## Exercise
Only the lines from the one containing "What data populates" to the end of the entries should be written out, each exactly as it stands, both ends included.

Data records
——

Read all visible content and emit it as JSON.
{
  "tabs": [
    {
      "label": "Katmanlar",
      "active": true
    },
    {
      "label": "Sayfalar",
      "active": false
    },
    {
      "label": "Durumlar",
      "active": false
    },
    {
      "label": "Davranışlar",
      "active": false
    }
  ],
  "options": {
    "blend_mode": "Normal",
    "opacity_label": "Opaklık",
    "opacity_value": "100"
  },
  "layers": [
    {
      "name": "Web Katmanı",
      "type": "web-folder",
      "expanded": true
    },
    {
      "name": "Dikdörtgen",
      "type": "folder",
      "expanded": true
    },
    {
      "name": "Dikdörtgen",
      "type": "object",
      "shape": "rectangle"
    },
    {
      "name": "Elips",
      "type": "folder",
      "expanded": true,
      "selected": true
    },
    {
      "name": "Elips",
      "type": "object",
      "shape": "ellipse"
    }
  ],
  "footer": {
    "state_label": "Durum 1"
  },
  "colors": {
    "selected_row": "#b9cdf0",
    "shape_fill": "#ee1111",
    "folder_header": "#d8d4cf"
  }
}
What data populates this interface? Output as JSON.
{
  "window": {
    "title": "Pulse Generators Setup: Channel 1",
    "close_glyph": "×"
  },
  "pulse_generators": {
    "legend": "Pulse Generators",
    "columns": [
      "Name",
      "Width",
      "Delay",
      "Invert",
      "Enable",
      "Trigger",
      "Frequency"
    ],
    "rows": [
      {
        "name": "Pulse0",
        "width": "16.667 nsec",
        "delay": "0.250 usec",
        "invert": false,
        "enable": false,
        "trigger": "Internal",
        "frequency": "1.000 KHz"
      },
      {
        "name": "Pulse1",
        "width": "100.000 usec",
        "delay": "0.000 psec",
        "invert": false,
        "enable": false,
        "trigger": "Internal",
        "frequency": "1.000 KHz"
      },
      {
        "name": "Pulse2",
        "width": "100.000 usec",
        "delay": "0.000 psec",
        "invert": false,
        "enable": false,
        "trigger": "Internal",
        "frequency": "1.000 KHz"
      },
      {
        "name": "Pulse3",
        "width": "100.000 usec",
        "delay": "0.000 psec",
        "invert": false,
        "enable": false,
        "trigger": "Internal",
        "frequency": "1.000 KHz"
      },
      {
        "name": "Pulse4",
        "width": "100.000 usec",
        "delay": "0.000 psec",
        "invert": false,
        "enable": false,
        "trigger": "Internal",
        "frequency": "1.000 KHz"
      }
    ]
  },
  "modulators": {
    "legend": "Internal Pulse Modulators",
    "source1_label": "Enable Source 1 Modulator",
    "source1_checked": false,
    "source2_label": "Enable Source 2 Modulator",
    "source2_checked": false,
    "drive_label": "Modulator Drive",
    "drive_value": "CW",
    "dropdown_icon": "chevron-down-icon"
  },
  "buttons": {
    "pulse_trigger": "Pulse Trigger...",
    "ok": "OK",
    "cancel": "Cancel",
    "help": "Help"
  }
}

——

## Finished task
What data populates this interface? Output as JSON.
{
  "window": {
    "title": "Pulse Generators Setup: Channel 1",
    "close_glyph": "×"
  },
  "pulse_generators": {
    "legend": "Pulse Generators",
    "columns": [
      "Name",
      "Width",
      "Delay",
      "Invert",
      "Enable",
      "Trigger",
      "Frequency"
    ],
    "rows": [
      {
        "name": "Pulse0",
        "width": "16.667 nsec",
        "delay": "0.250 usec",
        "invert": false,
        "enable": false,
        "trigger": "Internal",
        "frequency": "1.000 KHz"
      },
      {
        "name": "Pulse1",
        "width": "100.000 usec",
        "delay": "0.000 psec",
        "invert": false,
        "enable": false,
        "trigger": "Internal",
        "frequency": "1.000 KHz"
      },
      {
        "name": "Pulse2",
        "width": "100.000 usec",
        "delay": "0.000 psec",
        "invert": false,
        "enable": false,
        "trigger": "Internal",
        "frequency": "1.000 KHz"
      },
      {
        "name": "Pulse3",
        "width": "100.000 usec",
        "delay": "0.000 psec",
        "invert": false,
        "enable": false,
        "trigger": "Internal",
        "frequency": "1.000 KHz"
      },
      {
        "name": "Pulse4",
        "width": "100.000 usec",
        "delay": "0.000 psec",
        "invert": false,
        "enable": false,
        "trigger": "Internal",
        "frequency": "1.000 KHz"
      }
    ]
  },
  "modulators": {
    "legend": "Internal Pulse Modulators",
    "source1_label": "Enable Source 1 Modulator",
    "source1_checked": false,
    "source2_label": "Enable Source 2 Modulator",
    "source2_checked": false,
    "drive_label": "Modulator Drive",
    "drive_value": "CW",
    "dropdown_icon": "chevron-down-icon"
  },
  "buttons": {
    "pulse_trigger": "Pulse Trigger...",
    "ok": "OK",
    "cancel": "Cancel",
    "help": "Help"
  }
}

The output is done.